• [MATERIAL FOR THIS TASK]:
··········
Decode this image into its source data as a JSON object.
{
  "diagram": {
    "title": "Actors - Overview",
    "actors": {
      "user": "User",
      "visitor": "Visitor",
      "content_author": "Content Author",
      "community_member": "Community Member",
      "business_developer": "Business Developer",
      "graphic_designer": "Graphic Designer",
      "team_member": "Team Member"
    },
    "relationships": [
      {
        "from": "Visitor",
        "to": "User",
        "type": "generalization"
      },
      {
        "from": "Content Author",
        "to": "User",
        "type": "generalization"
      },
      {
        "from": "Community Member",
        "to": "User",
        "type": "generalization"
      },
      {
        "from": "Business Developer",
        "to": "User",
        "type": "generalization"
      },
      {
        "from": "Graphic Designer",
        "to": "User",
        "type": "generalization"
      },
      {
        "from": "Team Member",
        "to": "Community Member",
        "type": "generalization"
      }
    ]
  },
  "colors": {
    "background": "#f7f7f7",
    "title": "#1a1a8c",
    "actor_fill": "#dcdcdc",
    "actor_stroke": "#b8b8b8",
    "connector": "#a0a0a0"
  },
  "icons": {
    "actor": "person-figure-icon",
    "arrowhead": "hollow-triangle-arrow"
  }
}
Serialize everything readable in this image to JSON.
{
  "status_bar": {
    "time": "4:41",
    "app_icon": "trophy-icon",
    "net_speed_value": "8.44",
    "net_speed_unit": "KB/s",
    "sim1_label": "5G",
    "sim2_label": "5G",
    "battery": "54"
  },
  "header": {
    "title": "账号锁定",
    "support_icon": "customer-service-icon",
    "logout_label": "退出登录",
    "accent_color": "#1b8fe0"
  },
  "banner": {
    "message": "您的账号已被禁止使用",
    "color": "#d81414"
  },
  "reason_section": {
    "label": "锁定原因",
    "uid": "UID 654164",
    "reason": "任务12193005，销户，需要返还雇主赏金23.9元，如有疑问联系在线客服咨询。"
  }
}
··········
• [TASK DETAILS]: Copy out the whole listing exactly as written.

• [FULL SOLUTION]:
Decode this image into its source data as a JSON object.
{
  "diagram": {
    "title": "Actors - Overview",
    "actors": {
      "user": "User",
      "visitor": "Visitor",
      "content_author": "Content Author",
      "community_member": "Community Member",
      "business_developer": "Business Developer",
      "graphic_designer": "Graphic Designer",
      "team_member": "Team Member"
    },
    "relationships": [
      {
        "from": "Visitor",
        "to": "User",
        "type": "generalization"
      },
      {
        "from": "Content Author",
        "to": "User",
        "type": "generalization"
      },
      {
        "from": "Community Member",
        "to": "User",
        "type": "generalization"
      },
      {
        "from": "Business Developer",
        "to": "User",
        "type": "generalization"
      },
      {
        "from": "Graphic Designer",
        "to": "User",
        "type": "generalization"
      },
      {
        "from": "Team Member",
        "to": "Community Member",
        "type": "generalization"
      }
    ]
  },
  "colors": {
    "background": "#f7f7f7",
    "title": "#1a1a8c",
    "actor_fill": "#dcdcdc",
    "actor_stroke": "#b8b8b8",
    "connector": "#a0a0a0"
  },
  "icons": {
    "actor": "person-figure-icon",
    "arrowhead": "hollow-triangle-arrow"
  }
}
Serialize everything readable in this image to JSON.
{
  "status_bar": {
    "time": "4:41",
    "app_icon": "trophy-icon",
    "net_speed_value": "8.44",
    "net_speed_unit": "KB/s",
    "sim1_label": "5G",
    "sim2_label": "5G",
    "battery": "54"
  },
  "header": {
    "title": "账号锁定",
    "support_icon": "customer-service-icon",
    "logout_label": "退出登录",
    "accent_color": "#1b8fe0"
  },
  "banner": {
    "message": "您的账号已被禁止使用",
    "color": "#d81414"
  },
  "reason_section": {
    "label": "锁定原因",
    "uid": "UID 654164",
    "reason": "任务12193005，销户，需要返还雇主赏金23.9元，如有疑问联系在线客服咨询。"
  }
}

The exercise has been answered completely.